§ **Saved entries**
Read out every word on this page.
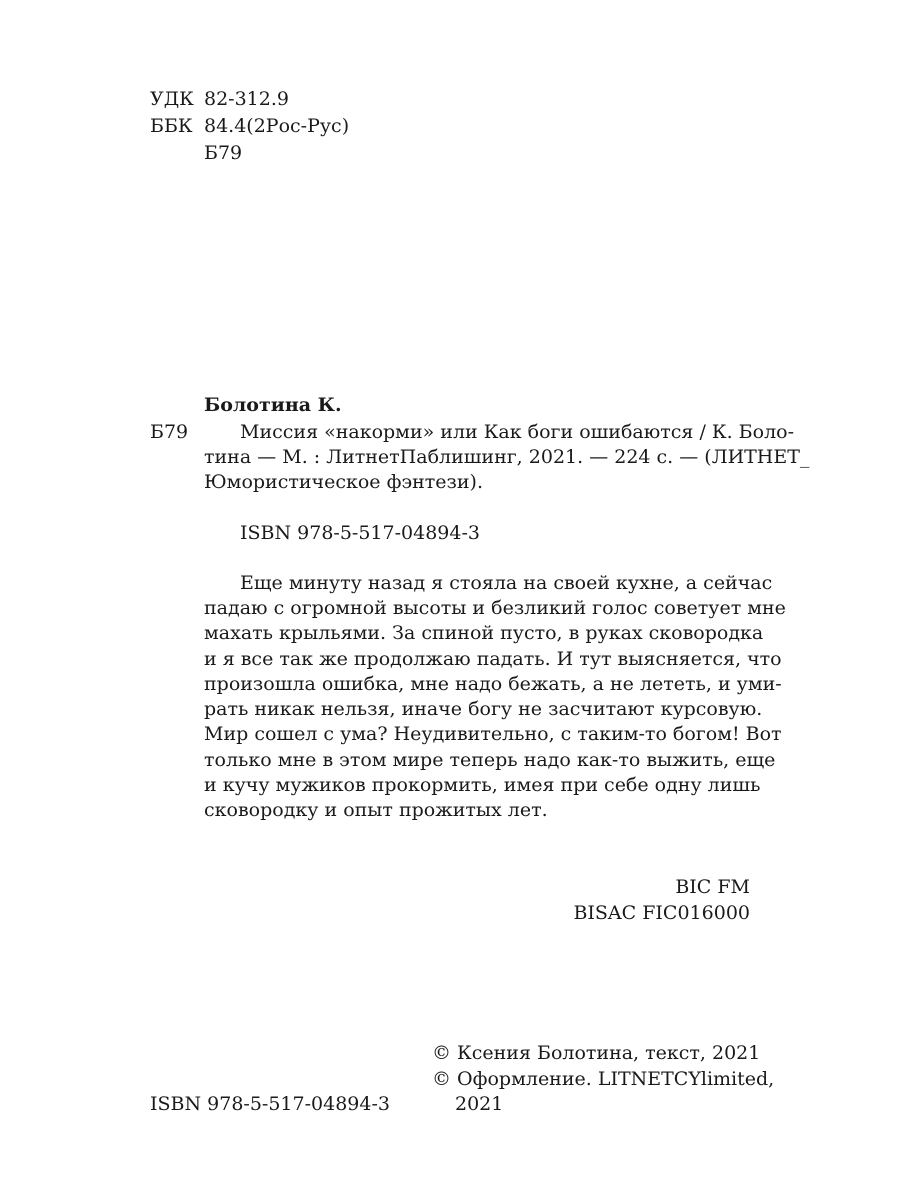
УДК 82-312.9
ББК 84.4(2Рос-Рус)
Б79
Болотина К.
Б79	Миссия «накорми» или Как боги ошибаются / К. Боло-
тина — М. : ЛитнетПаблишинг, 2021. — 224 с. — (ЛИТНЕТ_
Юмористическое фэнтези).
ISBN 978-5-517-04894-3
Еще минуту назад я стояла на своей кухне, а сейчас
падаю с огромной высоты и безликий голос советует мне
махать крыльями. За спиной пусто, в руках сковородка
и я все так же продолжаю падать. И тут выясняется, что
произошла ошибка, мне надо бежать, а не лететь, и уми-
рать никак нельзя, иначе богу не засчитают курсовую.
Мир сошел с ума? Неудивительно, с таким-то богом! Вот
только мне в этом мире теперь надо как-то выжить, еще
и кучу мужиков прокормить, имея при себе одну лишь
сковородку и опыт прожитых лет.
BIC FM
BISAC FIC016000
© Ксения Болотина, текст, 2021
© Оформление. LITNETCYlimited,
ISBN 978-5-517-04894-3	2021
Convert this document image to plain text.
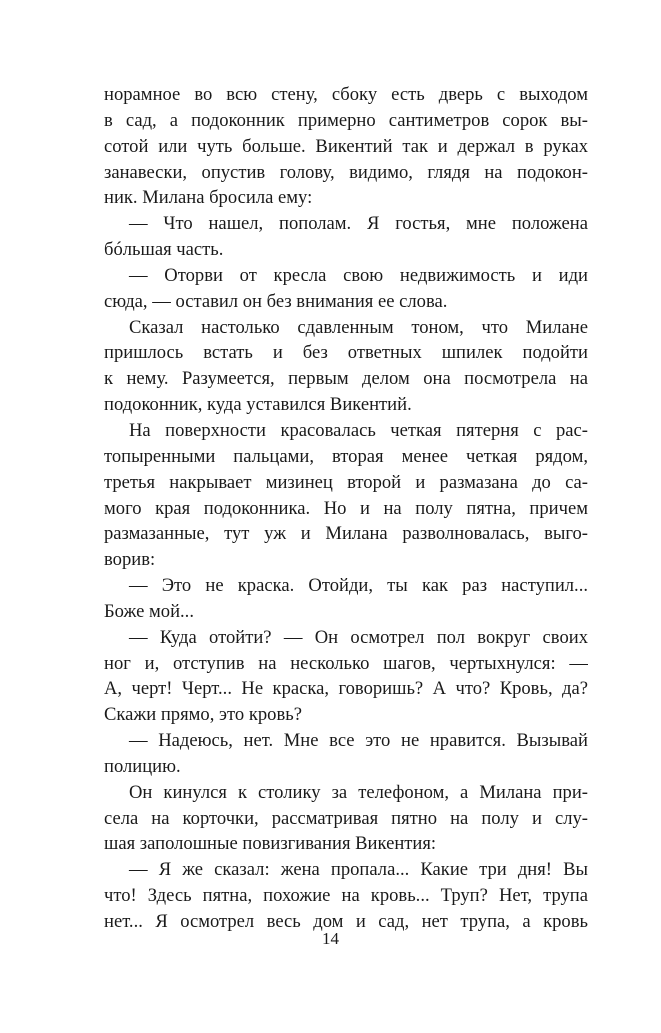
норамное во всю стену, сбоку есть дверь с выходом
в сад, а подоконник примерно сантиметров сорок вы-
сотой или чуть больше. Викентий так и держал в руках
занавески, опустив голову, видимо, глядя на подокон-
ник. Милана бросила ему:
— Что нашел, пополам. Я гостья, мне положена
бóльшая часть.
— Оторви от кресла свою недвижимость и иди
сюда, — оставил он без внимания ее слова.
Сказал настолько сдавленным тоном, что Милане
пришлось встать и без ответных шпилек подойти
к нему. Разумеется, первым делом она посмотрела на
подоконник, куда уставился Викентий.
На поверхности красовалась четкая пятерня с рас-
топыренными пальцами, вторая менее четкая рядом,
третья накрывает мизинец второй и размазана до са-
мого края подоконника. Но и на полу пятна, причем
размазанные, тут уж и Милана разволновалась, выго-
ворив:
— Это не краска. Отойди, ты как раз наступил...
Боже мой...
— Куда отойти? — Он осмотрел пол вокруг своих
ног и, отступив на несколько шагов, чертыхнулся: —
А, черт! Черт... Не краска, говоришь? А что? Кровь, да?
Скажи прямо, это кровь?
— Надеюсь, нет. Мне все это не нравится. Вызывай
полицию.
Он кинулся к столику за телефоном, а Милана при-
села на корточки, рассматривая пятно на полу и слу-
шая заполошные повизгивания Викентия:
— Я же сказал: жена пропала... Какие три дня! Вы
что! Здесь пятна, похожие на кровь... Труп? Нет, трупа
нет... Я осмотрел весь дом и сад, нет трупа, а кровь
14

§ **What you will do**
Each line of the material above either contains the word "краска" or does not; state how many do, and nothing else.

§ **Complete answer**
2